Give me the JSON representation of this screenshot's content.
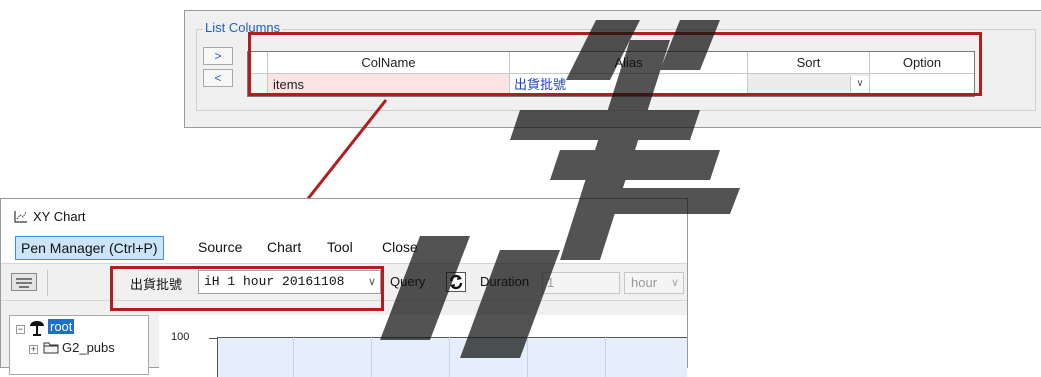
{
  "list_columns": {
    "title": "List Columns",
    "btn_right": ">",
    "btn_left": "<",
    "headers": [
      "ColName",
      "Alias",
      "Sort",
      "Option"
    ],
    "row": {
      "colname": "items",
      "alias": "出貨批號",
      "sort": "",
      "option": ""
    }
  },
  "xy_chart": {
    "window_title": "XY Chart",
    "menu": {
      "pen_manager": "Pen Manager (Ctrl+P)",
      "source": "Source",
      "chart": "Chart",
      "tool": "Tool",
      "close": "Close"
    },
    "toolbar": {
      "field_label": "出貨批號",
      "combo_value": "iH 1 hour 20161108",
      "query_label": "Query",
      "duration_label": "Duration",
      "duration_value": "1",
      "unit_value": "hour"
    },
    "tree": {
      "root_label": "root",
      "child_label": "G2_pubs"
    },
    "chart": {
      "y_top_tick": "100"
    }
  },
  "colors": {
    "highlight_red": "#b11e1e",
    "link_blue": "#1f5fbf",
    "selected_pink": "#fde3e3",
    "menu_active": "#cce4f7"
  }
}
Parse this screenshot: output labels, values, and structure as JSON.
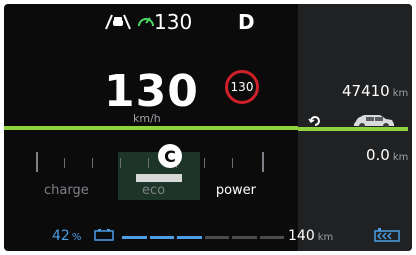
{
  "header": {
    "set_speed": "130",
    "gear": "D",
    "icons": [
      "lane-assist-icon",
      "cruise-control-icon"
    ]
  },
  "speed": {
    "value": "130",
    "unit": "km/h",
    "limit": "130"
  },
  "marker": {
    "letter": "C"
  },
  "power_gauge": {
    "labels": {
      "charge": "charge",
      "eco": "eco",
      "power": "power"
    },
    "level_fraction": 0.62
  },
  "odometer": {
    "value": "47410",
    "unit": "km"
  },
  "trip": {
    "value": "0.0",
    "unit": "km"
  },
  "battery": {
    "percent": "42",
    "percent_unit": "%",
    "fill_fraction": 0.42,
    "range_value": "140",
    "range_unit": "km"
  },
  "colors": {
    "accent_green": "#8fd43f",
    "accent_blue": "#4a9fe6",
    "limit_red": "#d0202a",
    "background": "#0b0b0c"
  }
}
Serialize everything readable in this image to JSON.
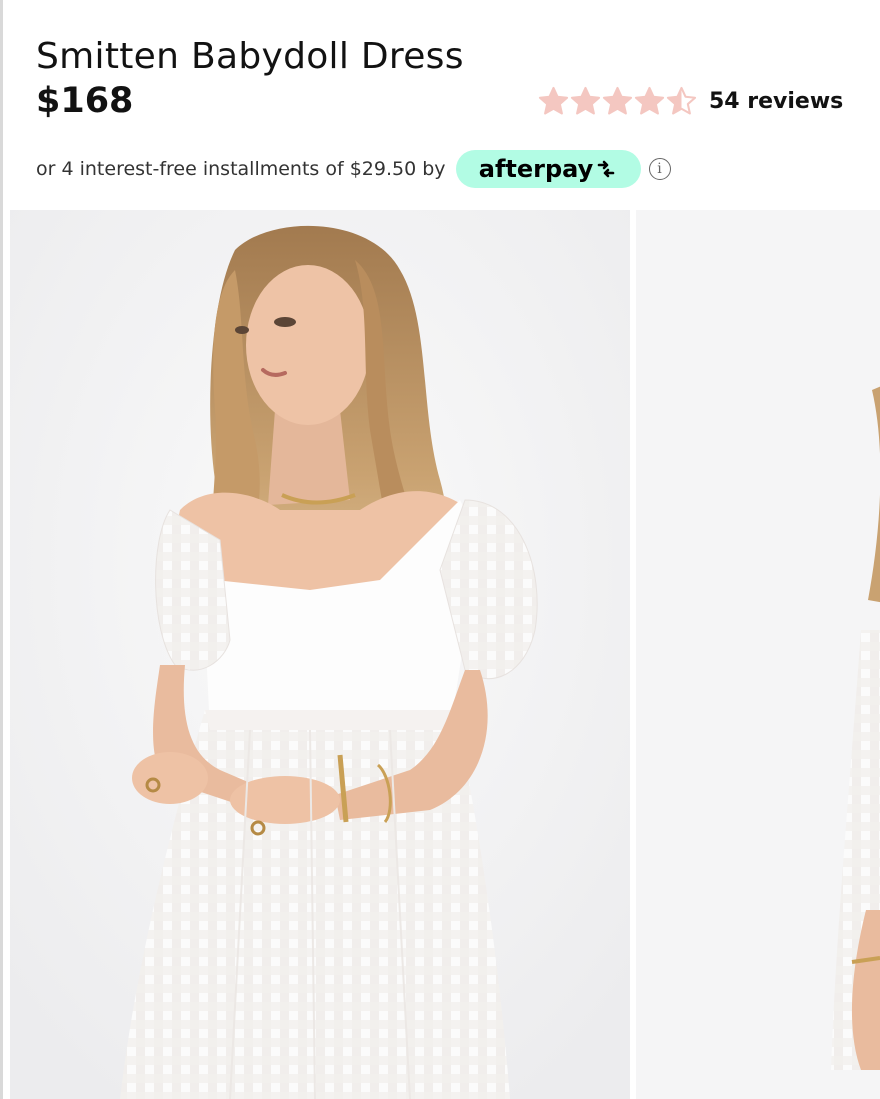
{
  "product": {
    "title": "Smitten Babydoll Dress",
    "price": "$168"
  },
  "rating": {
    "value": 4.5,
    "max": 5,
    "reviews_label": "54 reviews",
    "star_color": "#f4c7c1"
  },
  "payment": {
    "installments_text": "or 4 interest-free installments of $29.50 by",
    "afterpay_label": "afterpay",
    "afterpay_color": "#b2fce4",
    "info_icon": "info-icon",
    "info_symbol": "i"
  },
  "gallery": {
    "images": [
      {
        "name": "product-image-front",
        "icon": "model-photo"
      },
      {
        "name": "product-image-side",
        "icon": "model-photo"
      }
    ]
  }
}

- Your goal: Retype every record above exactly as written, but leave out the pictures.

- Task solution:
Give me the JSON representation of this screenshot's content.
{
  "list_columns": {
    "title": "List Columns",
    "btn_right": ">",
    "btn_left": "<",
    "headers": [
      "ColName",
      "Alias",
      "Sort",
      "Option"
    ],
    "row": {
      "colname": "items",
      "alias": "出貨批號",
      "sort": "",
      "option": ""
    }
  },
  "xy_chart": {
    "window_title": "XY Chart",
    "menu": {
      "pen_manager": "Pen Manager (Ctrl+P)",
      "source": "Source",
      "chart": "Chart",
      "tool": "Tool",
      "close": "Close"
    },
    "toolbar": {
      "field_label": "出貨批號",
      "combo_value": "iH 1 hour 20161108",
      "query_label": "Query",
      "duration_label": "Duration",
      "duration_value": "1",
      "unit_value": "hour"
    },
    "tree": {
      "root_label": "root",
      "child_label": "G2_pubs"
    },
    "chart": {
      "y_top_tick": "100"
    }
  },
  "colors": {
    "highlight_red": "#b11e1e",
    "link_blue": "#1f5fbf",
    "selected_pink": "#fde3e3",
    "menu_active": "#cce4f7"
  }
}
Parse this screenshot: output labels, values, and structure as JSON.
{
  "header": {
    "set_speed": "130",
    "gear": "D",
    "icons": [
      "lane-assist-icon",
      "cruise-control-icon"
    ]
  },
  "speed": {
    "value": "130",
    "unit": "km/h",
    "limit": "130"
  },
  "marker": {
    "letter": "C"
  },
  "power_gauge": {
    "labels": {
      "charge": "charge",
      "eco": "eco",
      "power": "power"
    },
    "level_fraction": 0.62
  },
  "odometer": {
    "value": "47410",
    "unit": "km"
  },
  "trip": {
    "value": "0.0",
    "unit": "km"
  },
  "battery": {
    "percent": "42",
    "percent_unit": "%",
    "fill_fraction": 0.42,
    "range_value": "140",
    "range_unit": "km"
  },
  "colors": {
    "accent_green": "#8fd43f",
    "accent_blue": "#4a9fe6",
    "limit_red": "#d0202a",
    "background": "#0b0b0c"
  }
}
Serialize everything readable in this image to JSON.
{
  "product": {
    "title": "Smitten Babydoll Dress",
    "price": "$168"
  },
  "rating": {
    "value": 4.5,
    "max": 5,
    "reviews_label": "54 reviews",
    "star_color": "#f4c7c1"
  },
  "payment": {
    "installments_text": "or 4 interest-free installments of $29.50 by",
    "afterpay_label": "afterpay",
    "afterpay_color": "#b2fce4",
    "info_icon": "info-icon",
    "info_symbol": "i"
  },
  "gallery": {
    "images": [
      {
        "name": "product-image-front",
        "icon": "model-photo"
      },
      {
        "name": "product-image-side",
        "icon": "model-photo"
      }
    ]
  }
}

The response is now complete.